Write out the entire listing below exactly as it appears, minus any pictures.

[Data records]
§

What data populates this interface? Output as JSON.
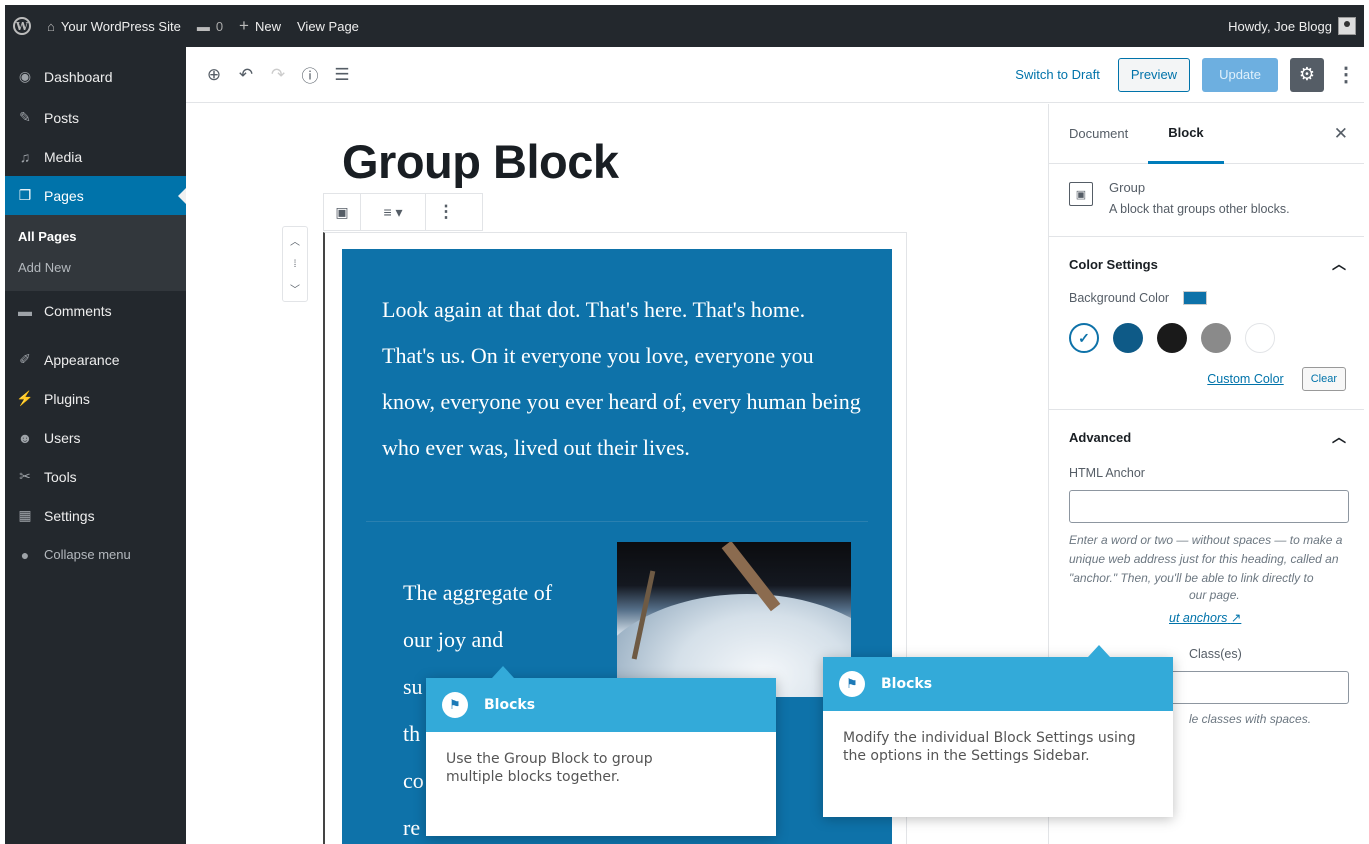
{
  "adminbar": {
    "site_name": "Your WordPress Site",
    "comments_count": "0",
    "new_label": "New",
    "view_page_label": "View Page",
    "howdy": "Howdy, Joe Blogg"
  },
  "sidebar": {
    "items": [
      {
        "label": "Dashboard",
        "icon": "dashboard-icon"
      },
      {
        "label": "Posts",
        "icon": "pin-icon"
      },
      {
        "label": "Media",
        "icon": "media-icon"
      },
      {
        "label": "Pages",
        "icon": "pages-icon"
      },
      {
        "label": "Comments",
        "icon": "comment-icon"
      },
      {
        "label": "Appearance",
        "icon": "brush-icon"
      },
      {
        "label": "Plugins",
        "icon": "plug-icon"
      },
      {
        "label": "Users",
        "icon": "user-icon"
      },
      {
        "label": "Tools",
        "icon": "wrench-icon"
      },
      {
        "label": "Settings",
        "icon": "settings-icon"
      },
      {
        "label": "Collapse menu",
        "icon": "collapse-icon"
      }
    ],
    "submenu": [
      "All Pages",
      "Add New"
    ]
  },
  "toolbar": {
    "switch_draft": "Switch to Draft",
    "preview": "Preview",
    "update": "Update"
  },
  "editor": {
    "title": "Group Block",
    "group_paragraph": "Look again at that dot. That's here. That's home. That's us. On it everyone you love, everyone you know, everyone you ever heard of, every human being who ever was, lived out their lives.",
    "inner_lines": [
      "The aggregate of",
      "our joy and",
      "su",
      "th",
      "co",
      "re"
    ]
  },
  "settings_panel": {
    "tab_document": "Document",
    "tab_block": "Block",
    "block_name": "Group",
    "block_description": "A block that groups other blocks.",
    "color_settings_title": "Color Settings",
    "background_color_label": "Background Color",
    "background_color": "#0e72a9",
    "palette": [
      "#ffffff",
      "#0e5a87",
      "#1a1a1a",
      "#8a8a8a",
      "#ffffff"
    ],
    "custom_color": "Custom Color",
    "clear": "Clear",
    "advanced_title": "Advanced",
    "html_anchor_label": "HTML Anchor",
    "html_anchor_help": "Enter a word or two — without spaces — to make a unique web address just for this heading, called an \"anchor.\" Then, you'll be able to link directly to",
    "html_anchor_help_tail": "our page.",
    "anchor_link": "ut anchors",
    "css_label_tail": "Class(es)",
    "css_help_tail": "le classes with spaces."
  },
  "tooltips": [
    {
      "title": "Blocks",
      "body": "Use the Group Block to group multiple blocks together."
    },
    {
      "title": "Blocks",
      "body": "Modify the individual Block Settings using the options in the Settings Sidebar."
    }
  ]
}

§

_TASK OUTPUT_
What data populates this interface? Output as JSON.
{
  "adminbar": {
    "site_name": "Your WordPress Site",
    "comments_count": "0",
    "new_label": "New",
    "view_page_label": "View Page",
    "howdy": "Howdy, Joe Blogg"
  },
  "sidebar": {
    "items": [
      {
        "label": "Dashboard",
        "icon": "dashboard-icon"
      },
      {
        "label": "Posts",
        "icon": "pin-icon"
      },
      {
        "label": "Media",
        "icon": "media-icon"
      },
      {
        "label": "Pages",
        "icon": "pages-icon"
      },
      {
        "label": "Comments",
        "icon": "comment-icon"
      },
      {
        "label": "Appearance",
        "icon": "brush-icon"
      },
      {
        "label": "Plugins",
        "icon": "plug-icon"
      },
      {
        "label": "Users",
        "icon": "user-icon"
      },
      {
        "label": "Tools",
        "icon": "wrench-icon"
      },
      {
        "label": "Settings",
        "icon": "settings-icon"
      },
      {
        "label": "Collapse menu",
        "icon": "collapse-icon"
      }
    ],
    "submenu": [
      "All Pages",
      "Add New"
    ]
  },
  "toolbar": {
    "switch_draft": "Switch to Draft",
    "preview": "Preview",
    "update": "Update"
  },
  "editor": {
    "title": "Group Block",
    "group_paragraph": "Look again at that dot. That's here. That's home. That's us. On it everyone you love, everyone you know, everyone you ever heard of, every human being who ever was, lived out their lives.",
    "inner_lines": [
      "The aggregate of",
      "our joy and",
      "su",
      "th",
      "co",
      "re"
    ]
  },
  "settings_panel": {
    "tab_document": "Document",
    "tab_block": "Block",
    "block_name": "Group",
    "block_description": "A block that groups other blocks.",
    "color_settings_title": "Color Settings",
    "background_color_label": "Background Color",
    "background_color": "#0e72a9",
    "palette": [
      "#ffffff",
      "#0e5a87",
      "#1a1a1a",
      "#8a8a8a",
      "#ffffff"
    ],
    "custom_color": "Custom Color",
    "clear": "Clear",
    "advanced_title": "Advanced",
    "html_anchor_label": "HTML Anchor",
    "html_anchor_help": "Enter a word or two — without spaces — to make a unique web address just for this heading, called an \"anchor.\" Then, you'll be able to link directly to",
    "html_anchor_help_tail": "our page.",
    "anchor_link": "ut anchors",
    "css_label_tail": "Class(es)",
    "css_help_tail": "le classes with spaces."
  },
  "tooltips": [
    {
      "title": "Blocks",
      "body": "Use the Group Block to group multiple blocks together."
    },
    {
      "title": "Blocks",
      "body": "Modify the individual Block Settings using the options in the Settings Sidebar."
    }
  ]
}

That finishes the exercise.